▶ _What the task requires_: Tally the lines that include the word "Jonas" and reply with nothing but the total.

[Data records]
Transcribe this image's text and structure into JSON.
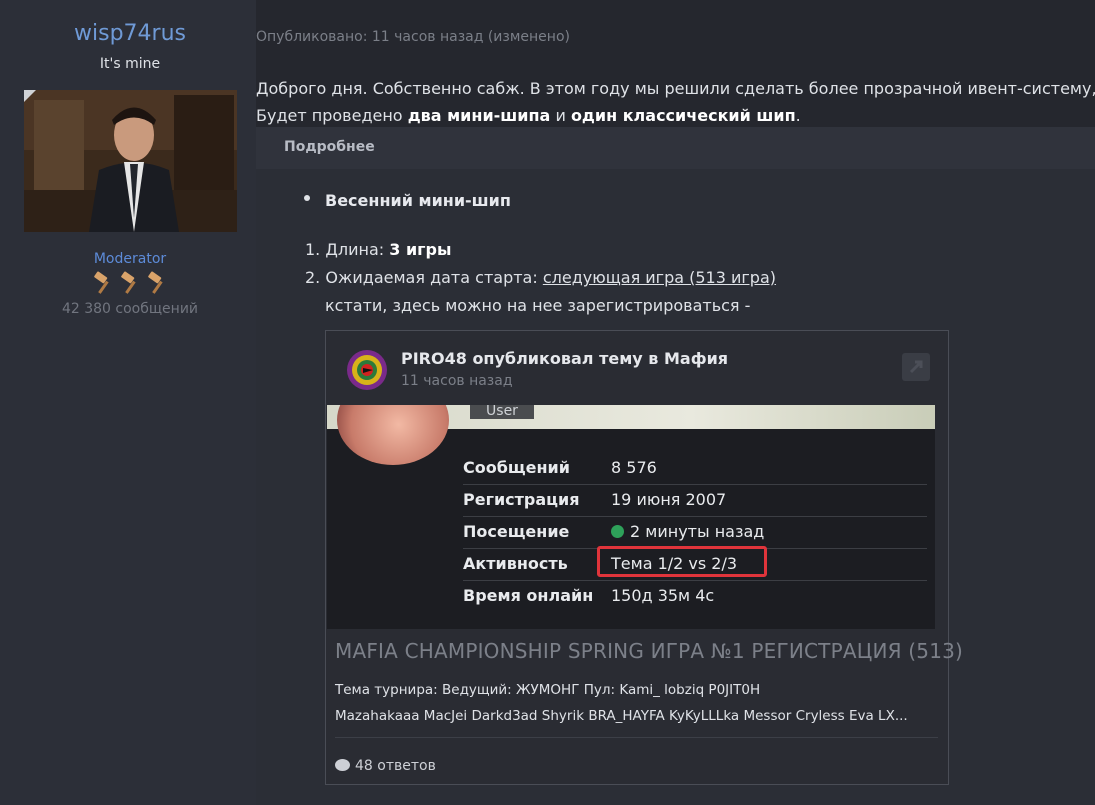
{
  "user": {
    "name": "wisp74rus",
    "title": "It's mine",
    "role": "Moderator",
    "message_count": "42 380 сообщений"
  },
  "post": {
    "meta": "Опубликовано: 11 часов назад (изменено)",
    "line1": "Доброго дня. Собственно сабж. В этом году мы решили сделать более прозрачной ивент-систему, и вот",
    "line2_prefix": "Будет проведено ",
    "line2_bold1": "два мини-шипа",
    "line2_mid": "  и ",
    "line2_bold2": "один классический шип",
    "line2_end": ".",
    "spoiler_label": "Подробнее",
    "bullet": "Весенний мини-шип",
    "item1_label": "Длина: ",
    "item1_value": "3 игры",
    "item2_label": "Ожидаемая дата старта: ",
    "item2_link": "следующая игра (513 игра)",
    "item2_note": "кстати, здесь можно на нее зарегистрироваться -"
  },
  "embed": {
    "title": "PIRO48 опубликовал тему в Мафия",
    "time": "11 часов назад",
    "badge": "User",
    "rows": [
      {
        "label": "Сообщений",
        "value": "8 576"
      },
      {
        "label": "Регистрация",
        "value": "19 июня 2007"
      },
      {
        "label": "Посещение",
        "value": "2 минуты назад"
      },
      {
        "label": "Активность",
        "value": "Тема 1/2 vs 2/3"
      },
      {
        "label": "Время онлайн",
        "value": "150д 35м 4с"
      }
    ],
    "topic_title": "MAFIA CHAMPIONSHIP SPRING ИГРА №1 РЕГИСТРАЦИЯ (513)",
    "topic_desc1": "Тема турнира:  Ведущий:  ЖУМОНГ   Пул: Kami_ lobziq P0JIT0H",
    "topic_desc2": "Mazahakaaa MacJei Darkd3ad Shyrik BRA_HAYFA KyKyLLLka Messor Cryless Eva LX...",
    "replies": "48 ответов"
  },
  "colors": {
    "username": "#6f9ad6",
    "role": "#5d8bd8",
    "highlight": "#e0343b",
    "online": "#2ea15a"
  }
}
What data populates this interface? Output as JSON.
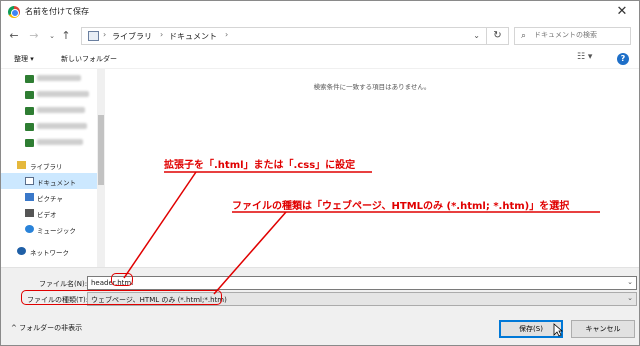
{
  "window": {
    "title": "名前を付けて保存",
    "close_glyph": "✕"
  },
  "nav": {
    "back_glyph": "←",
    "forward_glyph": "→",
    "recent_glyph": "⌄",
    "up_glyph": "↑",
    "breadcrumbs": [
      "ライブラリ",
      "ドキュメント"
    ],
    "breadcrumb_sep": "›",
    "refresh_glyph": "↻",
    "search_placeholder": "ドキュメントの検索"
  },
  "toolbar": {
    "organize_label": "整理 ▾",
    "new_folder_label": "新しいフォルダー",
    "view_glyph": "☷ ▾",
    "help_glyph": "?"
  },
  "sidebar": {
    "items": [
      {
        "label": "",
        "icon": "drive-icon",
        "blurred": true
      },
      {
        "label": "",
        "icon": "drive-icon",
        "blurred": true
      },
      {
        "label": "",
        "icon": "drive-icon",
        "blurred": true
      },
      {
        "label": "",
        "icon": "drive-icon",
        "blurred": true
      },
      {
        "label": "",
        "icon": "drive-icon",
        "blurred": true
      },
      {
        "label": "ライブラリ",
        "icon": "library-icon"
      },
      {
        "label": "ドキュメント",
        "icon": "documents-icon",
        "selected": true
      },
      {
        "label": "ピクチャ",
        "icon": "pictures-icon"
      },
      {
        "label": "ビデオ",
        "icon": "videos-icon"
      },
      {
        "label": "ミュージック",
        "icon": "music-icon"
      },
      {
        "label": "ネットワーク",
        "icon": "network-icon"
      }
    ]
  },
  "content": {
    "empty_message": "検索条件に一致する項目はありません。"
  },
  "fields": {
    "filename_label": "ファイル名(N):",
    "filename_value": "header.html",
    "filetype_label": "ファイルの種類(T):",
    "filetype_value": "ウェブページ、HTML のみ (*.html;*.htm)",
    "dropdown_glyph": "⌄"
  },
  "footer": {
    "hide_folders_label": "^  フォルダーの非表示",
    "save_label": "保存(S)",
    "cancel_label": "キャンセル"
  },
  "annotations": {
    "extension_note": "拡張子を「.html」または「.css」に設定",
    "filetype_note": "ファイルの種類は「ウェブページ、HTMLのみ (*.html; *.htm)」を選択",
    "color": "#e00000"
  }
}
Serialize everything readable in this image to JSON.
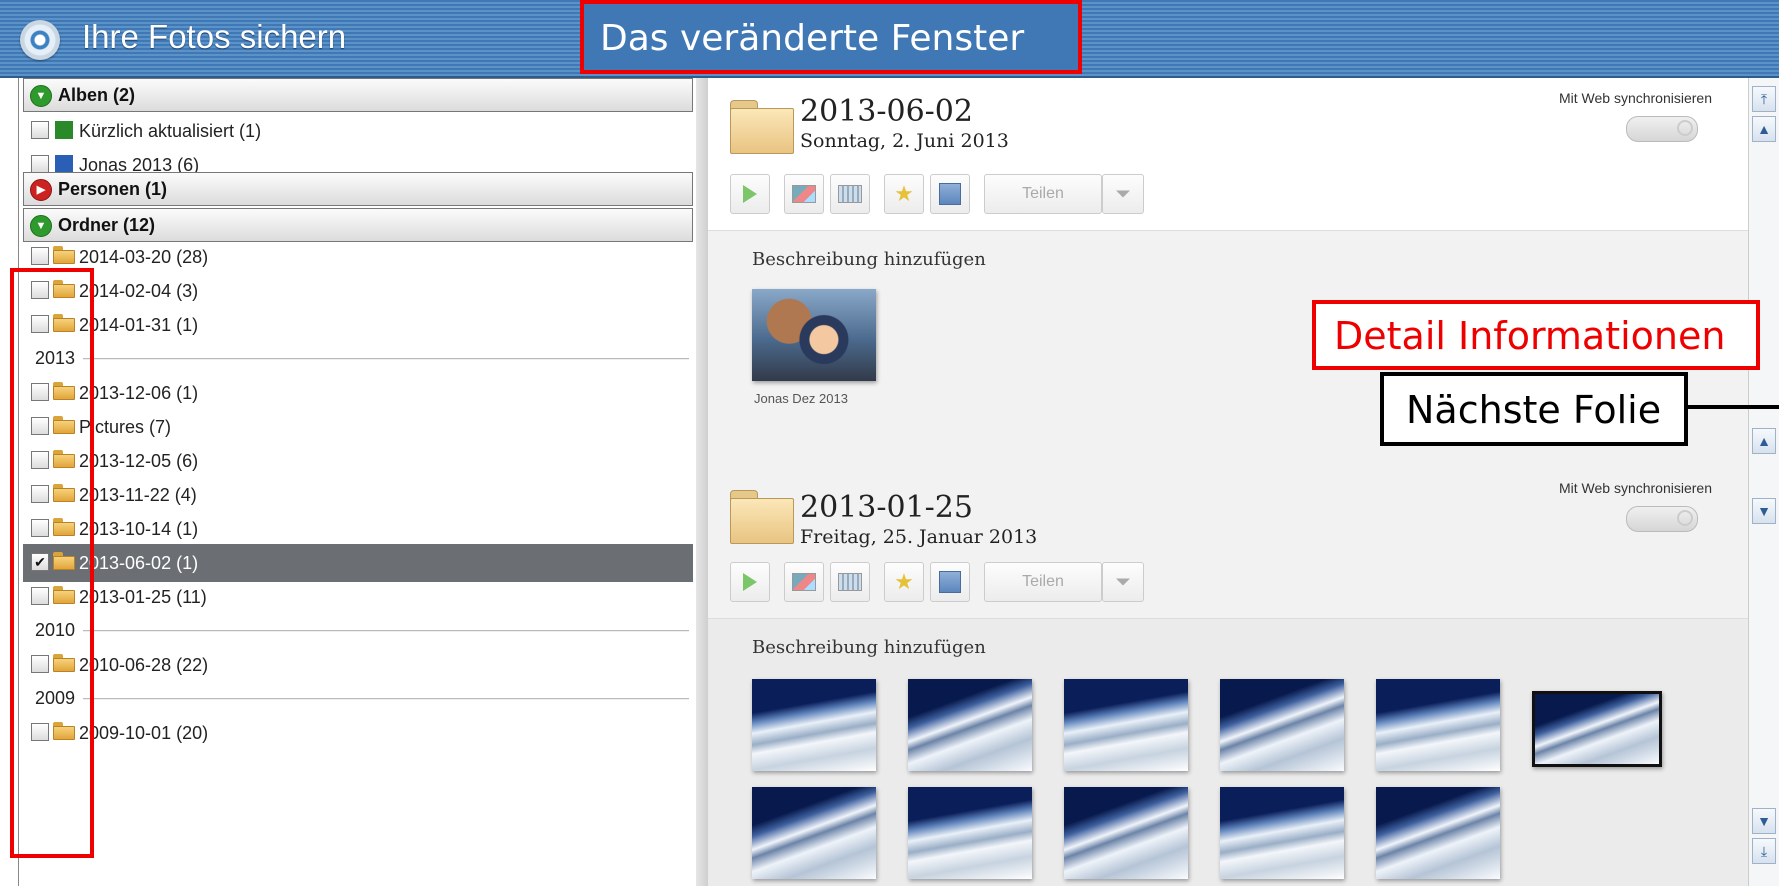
{
  "window": {
    "title": "Ihre Fotos sichern"
  },
  "annotations": {
    "top": "Das veränderte Fenster",
    "detail": "Detail Informationen",
    "next": "Nächste Folie"
  },
  "sidebar": {
    "albums_header": "Alben (2)",
    "albums": [
      {
        "label": "Kürzlich aktualisiert (1)",
        "icon": "green-album-icon"
      },
      {
        "label": "Jonas 2013 (6)",
        "icon": "blue-album-icon"
      }
    ],
    "persons_header": "Personen (1)",
    "folders_header": "Ordner (12)",
    "folders": [
      {
        "label": "2014-03-20 (28)",
        "checked": false
      },
      {
        "label": "2014-02-04 (3)",
        "checked": false
      },
      {
        "label": "2014-01-31 (1)",
        "checked": false
      },
      {
        "year": "2013"
      },
      {
        "label": "2013-12-06 (1)",
        "checked": false
      },
      {
        "label": "Pictures (7)",
        "checked": false
      },
      {
        "label": "2013-12-05 (6)",
        "checked": false
      },
      {
        "label": "2013-11-22 (4)",
        "checked": false
      },
      {
        "label": "2013-10-14 (1)",
        "checked": false
      },
      {
        "label": "2013-06-02 (1)",
        "checked": true
      },
      {
        "label": "2013-01-25 (11)",
        "checked": false
      },
      {
        "year": "2010"
      },
      {
        "label": "2010-06-28 (22)",
        "checked": false
      },
      {
        "year": "2009"
      },
      {
        "label": "2009-10-01 (20)",
        "checked": false
      }
    ]
  },
  "events": [
    {
      "title": "2013-06-02",
      "date": "Sonntag, 2. Juni 2013",
      "sync_label": "Mit Web synchronisieren",
      "share_label": "Teilen",
      "description_placeholder": "Beschreibung hinzufügen",
      "photos": [
        {
          "caption": "Jonas Dez 2013"
        }
      ]
    },
    {
      "title": "2013-01-25",
      "date": "Freitag, 25. Januar 2013",
      "sync_label": "Mit Web synchronisieren",
      "share_label": "Teilen",
      "description_placeholder": "Beschreibung hinzufügen",
      "photos": [
        {},
        {},
        {},
        {},
        {},
        {},
        {},
        {},
        {},
        {},
        {}
      ]
    }
  ]
}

▶ _Finished task_: 2